Written problem: Leave out the pictures and transcribe the rest of the records exactly.

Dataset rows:
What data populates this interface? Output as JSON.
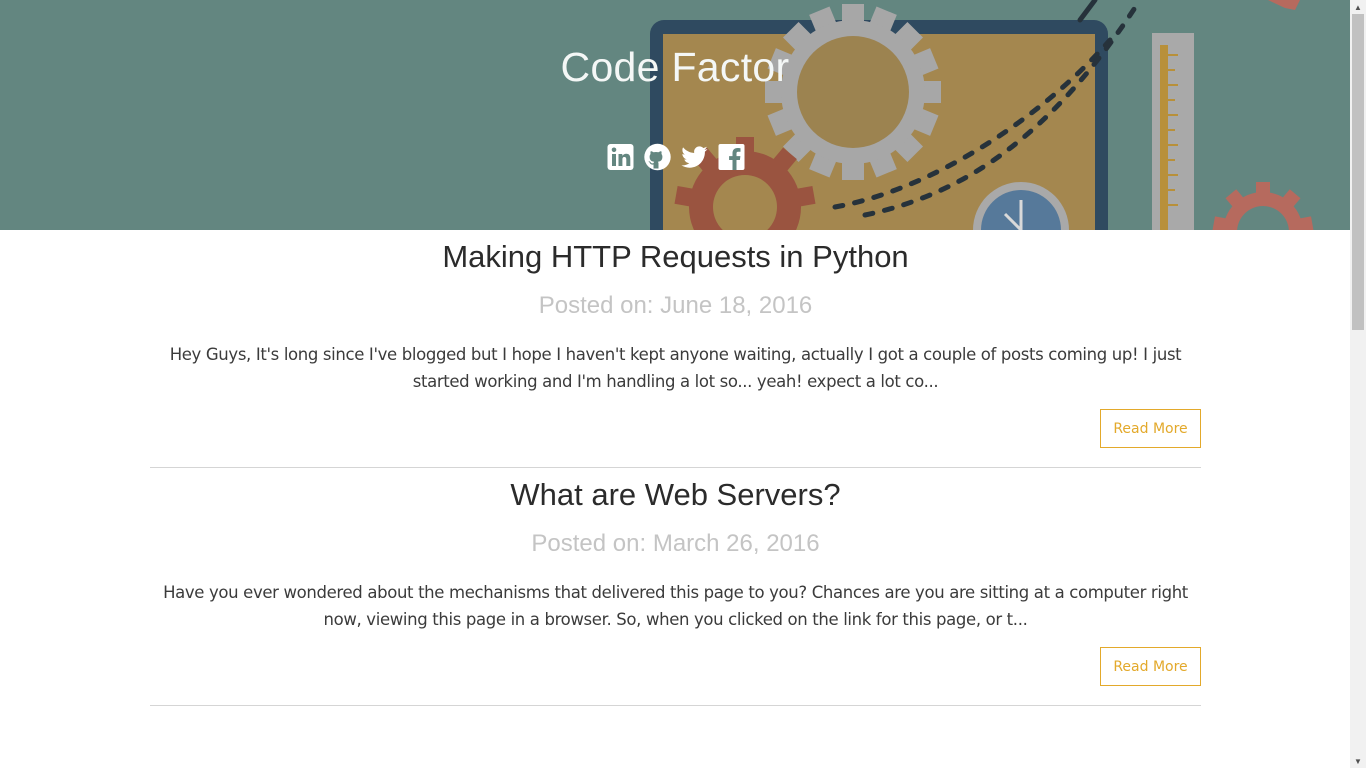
{
  "header": {
    "site_title": "Code Factor",
    "background_color": "#638680",
    "social_icons": [
      "linkedin-icon",
      "github-icon",
      "twitter-icon",
      "facebook-icon"
    ]
  },
  "posts": [
    {
      "title": "Making HTTP Requests in Python",
      "date": "Posted on: June 18, 2016",
      "excerpt": "Hey Guys, It's long since I've blogged but I hope I haven't kept anyone waiting, actually I got a couple of posts coming up! I just started working and I'm handling a lot so... yeah! expect a lot co...",
      "read_more": "Read More"
    },
    {
      "title": "What are Web Servers?",
      "date": "Posted on: March 26, 2016",
      "excerpt": "Have you ever wondered about the mechanisms that delivered this page to you? Chances are you are sitting at a computer right now, viewing this page in a browser. So, when you clicked on the link for this page, or t...",
      "read_more": "Read More"
    }
  ],
  "colors": {
    "accent": "#e3a92b",
    "title_text": "#2b2b2b",
    "date_text": "#c4c4c4"
  }
}
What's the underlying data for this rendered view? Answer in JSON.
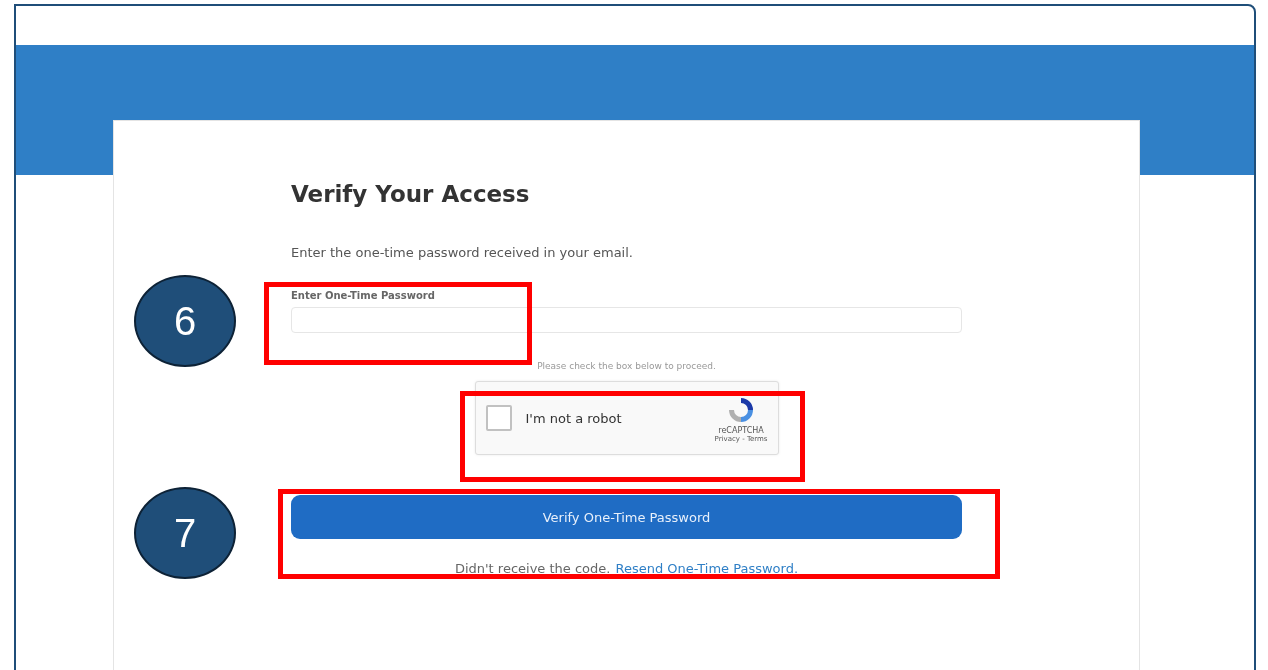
{
  "form": {
    "title": "Verify Your Access",
    "instruction": "Enter the one-time password received in your email.",
    "otp_field": {
      "label": "Enter One-Time Password"
    },
    "hint": "Please check the box below to proceed.",
    "captcha": {
      "label": "I'm not a robot",
      "checked": false,
      "brand": "reCAPTCHA",
      "links": "Privacy - Terms"
    },
    "verify_button": "Verify One-Time Password",
    "footer": {
      "text": "Didn't receive the code.",
      "link": "Resend One-Time Password."
    }
  },
  "callouts": [
    {
      "number": "6"
    },
    {
      "number": "7"
    }
  ]
}
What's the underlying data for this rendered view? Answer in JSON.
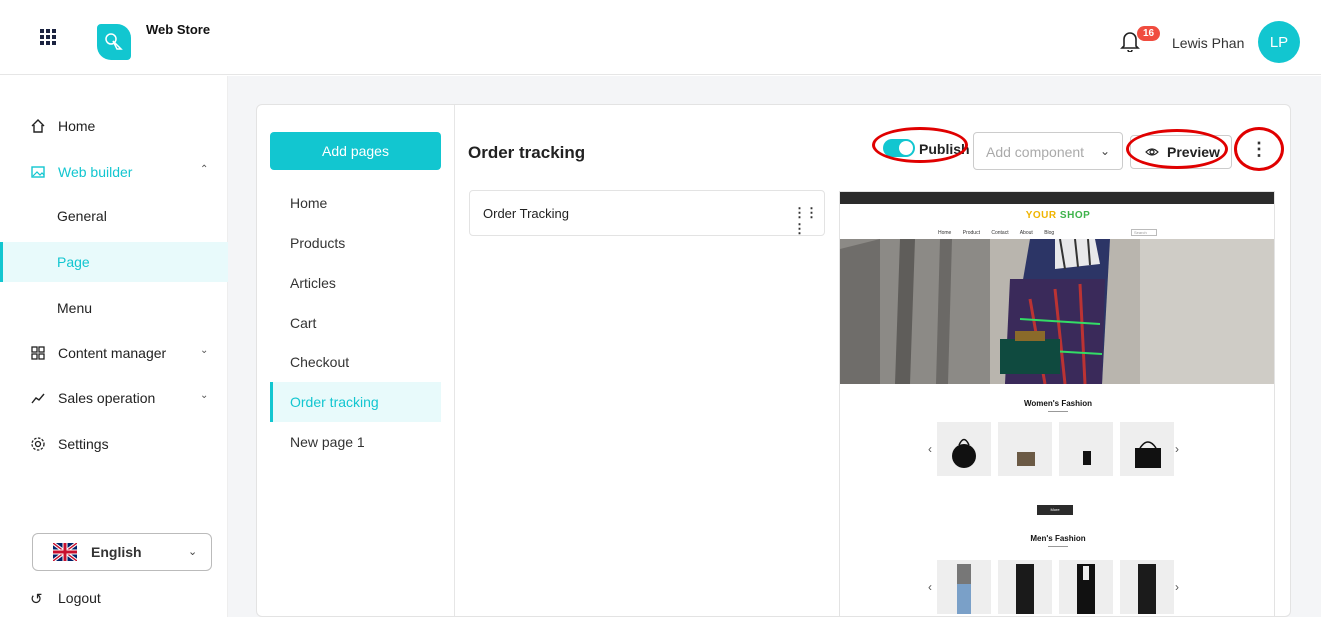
{
  "header": {
    "brand": "Web Store",
    "notification_count": "16",
    "user_name": "Lewis Phan",
    "avatar_initials": "LP"
  },
  "sidebar": {
    "items": [
      {
        "label": "Home",
        "icon": "home-icon"
      },
      {
        "label": "Web builder",
        "icon": "image-icon",
        "expanded": true
      },
      {
        "label": "General"
      },
      {
        "label": "Page",
        "active": true
      },
      {
        "label": "Menu"
      },
      {
        "label": "Content manager",
        "icon": "grid-icon"
      },
      {
        "label": "Sales operation",
        "icon": "trend-icon"
      },
      {
        "label": "Settings",
        "icon": "gear-icon"
      }
    ],
    "language": "English",
    "logout": "Logout"
  },
  "pages": {
    "add_label": "Add pages",
    "list": [
      "Home",
      "Products",
      "Articles",
      "Cart",
      "Checkout",
      "Order tracking",
      "New page 1"
    ],
    "active": "Order tracking"
  },
  "editor": {
    "title": "Order tracking",
    "publish_label": "Publish",
    "publish_on": true,
    "add_component_placeholder": "Add component",
    "preview_label": "Preview",
    "components": [
      "Order Tracking"
    ]
  },
  "site_preview": {
    "logo_a": "YOUR",
    "logo_b": "SHOP",
    "nav": [
      "Home",
      "Product",
      "Contact",
      "About",
      "Blog"
    ],
    "search_placeholder": "Search",
    "womens_title": "Women's Fashion",
    "mens_title": "Men's Fashion",
    "more_label": "More"
  },
  "colors": {
    "accent": "#12c6d0",
    "highlight": "#e00000",
    "badge": "#f04c3f"
  }
}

Solution for this problem:
What data populates this interface? Output as JSON.
{
  "header": {
    "site_title": "Code Factor",
    "background_color": "#638680",
    "social_icons": [
      "linkedin-icon",
      "github-icon",
      "twitter-icon",
      "facebook-icon"
    ]
  },
  "posts": [
    {
      "title": "Making HTTP Requests in Python",
      "date": "Posted on: June 18, 2016",
      "excerpt": "Hey Guys, It's long since I've blogged but I hope I haven't kept anyone waiting, actually I got a couple of posts coming up! I just started working and I'm handling a lot so... yeah! expect a lot co...",
      "read_more": "Read More"
    },
    {
      "title": "What are Web Servers?",
      "date": "Posted on: March 26, 2016",
      "excerpt": "Have you ever wondered about the mechanisms that delivered this page to you? Chances are you are sitting at a computer right now, viewing this page in a browser. So, when you clicked on the link for this page, or t...",
      "read_more": "Read More"
    }
  ],
  "colors": {
    "accent": "#e3a92b",
    "title_text": "#2b2b2b",
    "date_text": "#c4c4c4"
  }
}
What's the underlying data for this rendered view? Answer in JSON.
{
  "form": {
    "title": "Verify Your Access",
    "instruction": "Enter the one-time password received in your email.",
    "otp_field": {
      "label": "Enter One-Time Password"
    },
    "hint": "Please check the box below to proceed.",
    "captcha": {
      "label": "I'm not a robot",
      "checked": false,
      "brand": "reCAPTCHA",
      "links": "Privacy - Terms"
    },
    "verify_button": "Verify One-Time Password",
    "footer": {
      "text": "Didn't receive the code.",
      "link": "Resend One-Time Password."
    }
  },
  "callouts": [
    {
      "number": "6"
    },
    {
      "number": "7"
    }
  ]
}
What's the underlying data for this rendered view? Answer in JSON.
{
  "header": {
    "brand": "Web Store",
    "notification_count": "16",
    "user_name": "Lewis Phan",
    "avatar_initials": "LP"
  },
  "sidebar": {
    "items": [
      {
        "label": "Home",
        "icon": "home-icon"
      },
      {
        "label": "Web builder",
        "icon": "image-icon",
        "expanded": true
      },
      {
        "label": "General"
      },
      {
        "label": "Page",
        "active": true
      },
      {
        "label": "Menu"
      },
      {
        "label": "Content manager",
        "icon": "grid-icon"
      },
      {
        "label": "Sales operation",
        "icon": "trend-icon"
      },
      {
        "label": "Settings",
        "icon": "gear-icon"
      }
    ],
    "language": "English",
    "logout": "Logout"
  },
  "pages": {
    "add_label": "Add pages",
    "list": [
      "Home",
      "Products",
      "Articles",
      "Cart",
      "Checkout",
      "Order tracking",
      "New page 1"
    ],
    "active": "Order tracking"
  },
  "editor": {
    "title": "Order tracking",
    "publish_label": "Publish",
    "publish_on": true,
    "add_component_placeholder": "Add component",
    "preview_label": "Preview",
    "components": [
      "Order Tracking"
    ]
  },
  "site_preview": {
    "logo_a": "YOUR",
    "logo_b": "SHOP",
    "nav": [
      "Home",
      "Product",
      "Contact",
      "About",
      "Blog"
    ],
    "search_placeholder": "Search",
    "womens_title": "Women's Fashion",
    "mens_title": "Men's Fashion",
    "more_label": "More"
  },
  "colors": {
    "accent": "#12c6d0",
    "highlight": "#e00000",
    "badge": "#f04c3f"
  }
}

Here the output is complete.